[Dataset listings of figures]

———

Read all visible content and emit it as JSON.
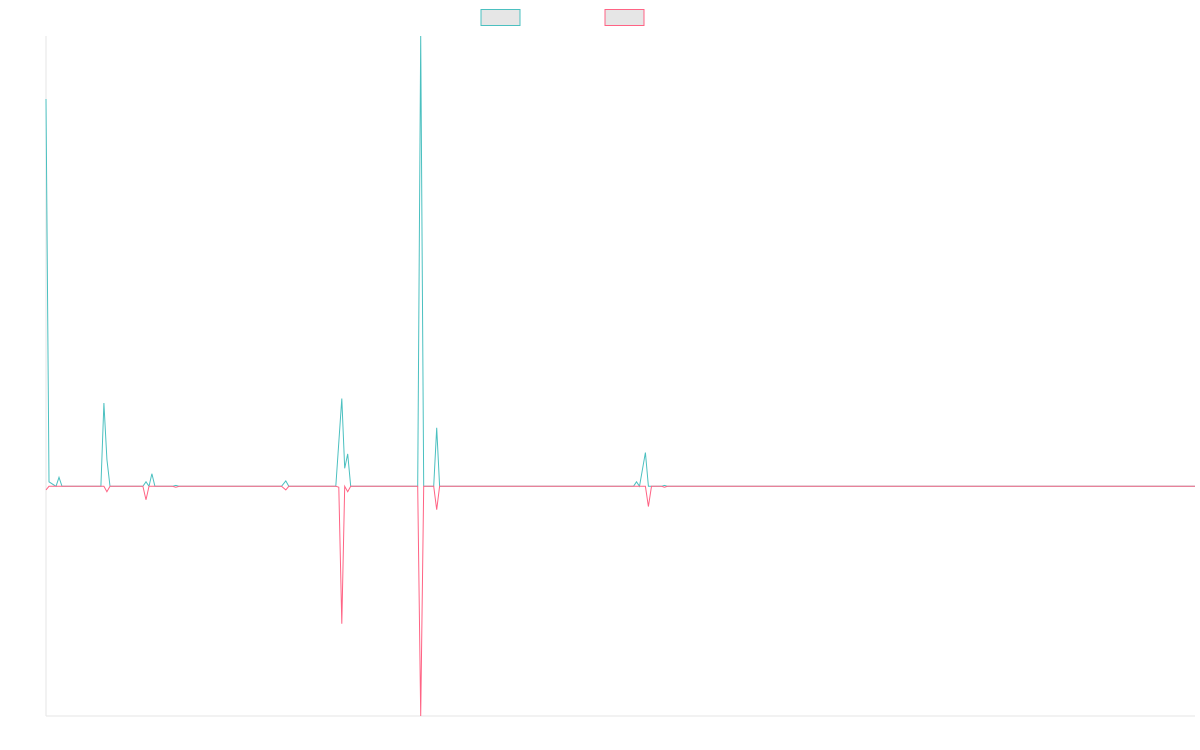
{
  "chart_data": {
    "type": "line",
    "title": "",
    "xlabel": "",
    "ylabel": "",
    "grid": false,
    "legend_position": "top-center",
    "xlim": [
      0,
      1
    ],
    "ylim": [
      -0.51,
      1
    ],
    "series": [
      {
        "color": "#4bc0c0",
        "legend_fill": "#e6e6e6",
        "points": [
          [
            0.0,
            0.86
          ],
          [
            0.0026,
            0.01
          ],
          [
            0.0087,
            0.0
          ],
          [
            0.0113,
            0.02
          ],
          [
            0.0139,
            0.0
          ],
          [
            0.0478,
            0.0
          ],
          [
            0.0504,
            0.185
          ],
          [
            0.053,
            0.06
          ],
          [
            0.0557,
            0.0
          ],
          [
            0.0843,
            0.0
          ],
          [
            0.087,
            0.01
          ],
          [
            0.0896,
            0.0
          ],
          [
            0.0922,
            0.028
          ],
          [
            0.0948,
            0.0
          ],
          [
            0.11,
            0.0
          ],
          [
            0.113,
            0.002
          ],
          [
            0.116,
            0.0
          ],
          [
            0.205,
            0.0
          ],
          [
            0.2087,
            0.012
          ],
          [
            0.2113,
            0.0
          ],
          [
            0.2522,
            0.0
          ],
          [
            0.2574,
            0.195
          ],
          [
            0.26,
            0.04
          ],
          [
            0.2626,
            0.072
          ],
          [
            0.2652,
            0.0
          ],
          [
            0.3235,
            0.0
          ],
          [
            0.3261,
            1.0
          ],
          [
            0.3287,
            0.0
          ],
          [
            0.3374,
            0.0
          ],
          [
            0.34,
            0.13
          ],
          [
            0.3426,
            0.0
          ],
          [
            0.5113,
            0.0
          ],
          [
            0.5139,
            0.01
          ],
          [
            0.5165,
            0.0
          ],
          [
            0.5217,
            0.075
          ],
          [
            0.5243,
            0.0
          ],
          [
            0.5357,
            0.0
          ],
          [
            0.5383,
            0.002
          ],
          [
            0.5409,
            0.0
          ],
          [
            1.0,
            0.0
          ]
        ]
      },
      {
        "color": "#ff6384",
        "legend_fill": "#e6e6e6",
        "points": [
          [
            0.0,
            -0.008
          ],
          [
            0.0026,
            0.0
          ],
          [
            0.0504,
            0.0
          ],
          [
            0.053,
            -0.012
          ],
          [
            0.0557,
            0.0
          ],
          [
            0.0843,
            0.0
          ],
          [
            0.087,
            -0.03
          ],
          [
            0.0896,
            0.0
          ],
          [
            0.11,
            0.0
          ],
          [
            0.113,
            -0.002
          ],
          [
            0.116,
            0.0
          ],
          [
            0.205,
            0.0
          ],
          [
            0.2087,
            -0.008
          ],
          [
            0.2113,
            0.0
          ],
          [
            0.2522,
            0.0
          ],
          [
            0.2548,
            -0.002
          ],
          [
            0.2574,
            -0.305
          ],
          [
            0.26,
            0.0
          ],
          [
            0.2626,
            -0.012
          ],
          [
            0.2652,
            0.0
          ],
          [
            0.3235,
            0.0
          ],
          [
            0.3261,
            -0.51
          ],
          [
            0.3287,
            0.0
          ],
          [
            0.3374,
            0.0
          ],
          [
            0.34,
            -0.052
          ],
          [
            0.3426,
            0.0
          ],
          [
            0.5217,
            0.0
          ],
          [
            0.5243,
            -0.045
          ],
          [
            0.527,
            0.0
          ],
          [
            0.5357,
            0.0
          ],
          [
            0.5383,
            -0.002
          ],
          [
            0.5409,
            0.0
          ],
          [
            1.0,
            0.0
          ]
        ]
      }
    ]
  }
}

———

◆ DIRECTIONS: Retype each record exactly as it stands, but do not include the pictures.

◆ ANSWER IN FULL:
Read all visible content and emit it as JSON.
{
  "chart_data": {
    "type": "line",
    "title": "",
    "xlabel": "",
    "ylabel": "",
    "grid": false,
    "legend_position": "top-center",
    "xlim": [
      0,
      1
    ],
    "ylim": [
      -0.51,
      1
    ],
    "series": [
      {
        "color": "#4bc0c0",
        "legend_fill": "#e6e6e6",
        "points": [
          [
            0.0,
            0.86
          ],
          [
            0.0026,
            0.01
          ],
          [
            0.0087,
            0.0
          ],
          [
            0.0113,
            0.02
          ],
          [
            0.0139,
            0.0
          ],
          [
            0.0478,
            0.0
          ],
          [
            0.0504,
            0.185
          ],
          [
            0.053,
            0.06
          ],
          [
            0.0557,
            0.0
          ],
          [
            0.0843,
            0.0
          ],
          [
            0.087,
            0.01
          ],
          [
            0.0896,
            0.0
          ],
          [
            0.0922,
            0.028
          ],
          [
            0.0948,
            0.0
          ],
          [
            0.11,
            0.0
          ],
          [
            0.113,
            0.002
          ],
          [
            0.116,
            0.0
          ],
          [
            0.205,
            0.0
          ],
          [
            0.2087,
            0.012
          ],
          [
            0.2113,
            0.0
          ],
          [
            0.2522,
            0.0
          ],
          [
            0.2574,
            0.195
          ],
          [
            0.26,
            0.04
          ],
          [
            0.2626,
            0.072
          ],
          [
            0.2652,
            0.0
          ],
          [
            0.3235,
            0.0
          ],
          [
            0.3261,
            1.0
          ],
          [
            0.3287,
            0.0
          ],
          [
            0.3374,
            0.0
          ],
          [
            0.34,
            0.13
          ],
          [
            0.3426,
            0.0
          ],
          [
            0.5113,
            0.0
          ],
          [
            0.5139,
            0.01
          ],
          [
            0.5165,
            0.0
          ],
          [
            0.5217,
            0.075
          ],
          [
            0.5243,
            0.0
          ],
          [
            0.5357,
            0.0
          ],
          [
            0.5383,
            0.002
          ],
          [
            0.5409,
            0.0
          ],
          [
            1.0,
            0.0
          ]
        ]
      },
      {
        "color": "#ff6384",
        "legend_fill": "#e6e6e6",
        "points": [
          [
            0.0,
            -0.008
          ],
          [
            0.0026,
            0.0
          ],
          [
            0.0504,
            0.0
          ],
          [
            0.053,
            -0.012
          ],
          [
            0.0557,
            0.0
          ],
          [
            0.0843,
            0.0
          ],
          [
            0.087,
            -0.03
          ],
          [
            0.0896,
            0.0
          ],
          [
            0.11,
            0.0
          ],
          [
            0.113,
            -0.002
          ],
          [
            0.116,
            0.0
          ],
          [
            0.205,
            0.0
          ],
          [
            0.2087,
            -0.008
          ],
          [
            0.2113,
            0.0
          ],
          [
            0.2522,
            0.0
          ],
          [
            0.2548,
            -0.002
          ],
          [
            0.2574,
            -0.305
          ],
          [
            0.26,
            0.0
          ],
          [
            0.2626,
            -0.012
          ],
          [
            0.2652,
            0.0
          ],
          [
            0.3235,
            0.0
          ],
          [
            0.3261,
            -0.51
          ],
          [
            0.3287,
            0.0
          ],
          [
            0.3374,
            0.0
          ],
          [
            0.34,
            -0.052
          ],
          [
            0.3426,
            0.0
          ],
          [
            0.5217,
            0.0
          ],
          [
            0.5243,
            -0.045
          ],
          [
            0.527,
            0.0
          ],
          [
            0.5357,
            0.0
          ],
          [
            0.5383,
            -0.002
          ],
          [
            0.5409,
            0.0
          ],
          [
            1.0,
            0.0
          ]
        ]
      }
    ]
  }
}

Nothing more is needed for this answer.